What is being asked:
Find the string "fungovania" and gather every line that holds it.

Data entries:
######
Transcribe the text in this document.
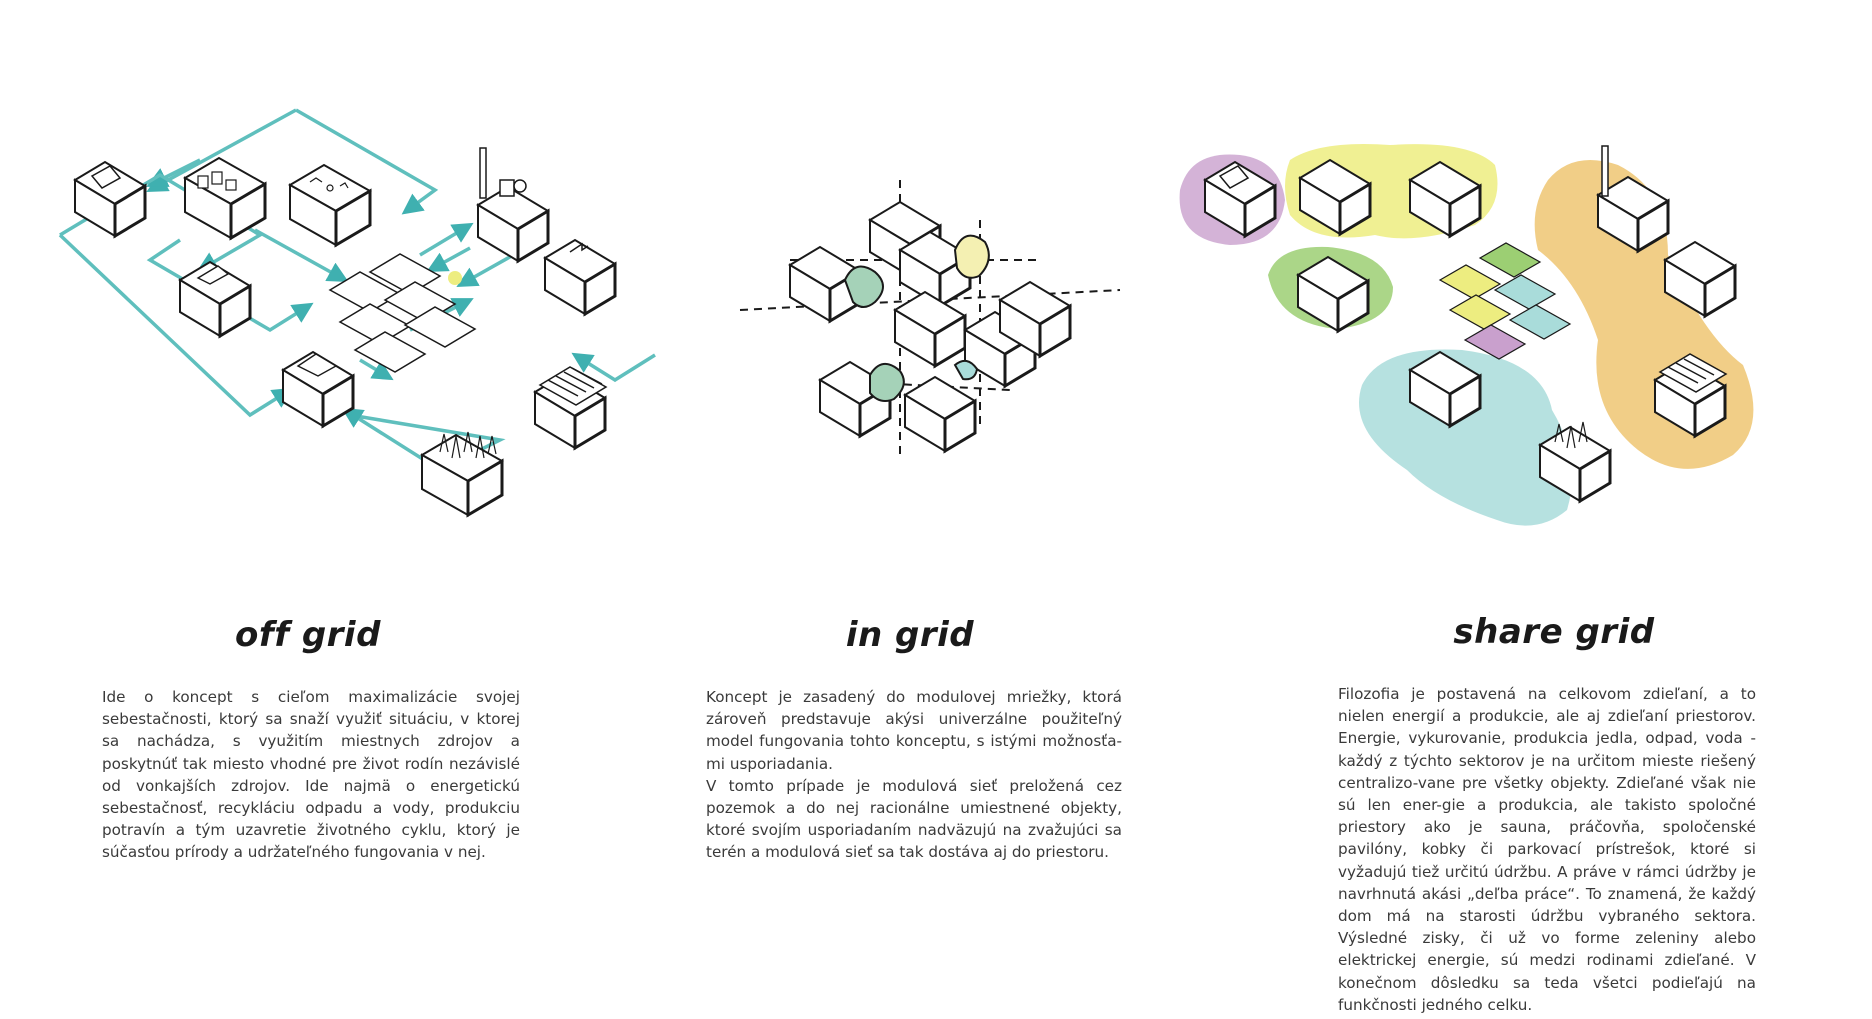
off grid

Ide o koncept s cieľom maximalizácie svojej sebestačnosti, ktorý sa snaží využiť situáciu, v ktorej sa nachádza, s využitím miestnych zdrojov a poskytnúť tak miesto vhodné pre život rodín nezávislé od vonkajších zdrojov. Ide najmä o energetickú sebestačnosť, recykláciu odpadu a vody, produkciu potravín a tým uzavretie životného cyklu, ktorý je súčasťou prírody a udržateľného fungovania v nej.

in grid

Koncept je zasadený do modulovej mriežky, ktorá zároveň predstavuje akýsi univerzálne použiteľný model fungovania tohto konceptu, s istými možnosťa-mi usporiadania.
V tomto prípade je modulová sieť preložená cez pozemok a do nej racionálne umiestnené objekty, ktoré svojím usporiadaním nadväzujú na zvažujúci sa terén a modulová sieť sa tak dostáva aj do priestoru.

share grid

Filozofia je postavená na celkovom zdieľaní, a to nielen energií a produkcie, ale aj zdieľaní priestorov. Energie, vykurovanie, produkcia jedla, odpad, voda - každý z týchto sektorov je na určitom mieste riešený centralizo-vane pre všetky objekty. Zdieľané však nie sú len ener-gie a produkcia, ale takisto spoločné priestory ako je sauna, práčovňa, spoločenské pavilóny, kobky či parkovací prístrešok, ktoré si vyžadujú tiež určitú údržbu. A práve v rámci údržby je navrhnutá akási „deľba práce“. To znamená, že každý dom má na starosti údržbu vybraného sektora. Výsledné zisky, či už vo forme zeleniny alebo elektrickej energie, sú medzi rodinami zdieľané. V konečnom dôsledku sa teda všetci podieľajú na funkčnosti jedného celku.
######
Complete response:
Ide o koncept s cieľom maximalizácie svojej sebestačnosti, ktorý sa snaží využiť situáciu, v ktorej sa nachádza, s využitím miestnych zdrojov a poskytnúť tak miesto vhodné pre život rodín nezávislé od vonkajších zdrojov. Ide najmä o energetickú sebestačnosť, recykláciu odpadu a vody, produkciu potravín a tým uzavretie životného cyklu, ktorý je súčasťou prírody a udržateľného fungovania v nej.
Koncept je zasadený do modulovej mriežky, ktorá zároveň predstavuje akýsi univerzálne použiteľný model fungovania tohto konceptu, s istými možnosťa-mi usporiadania.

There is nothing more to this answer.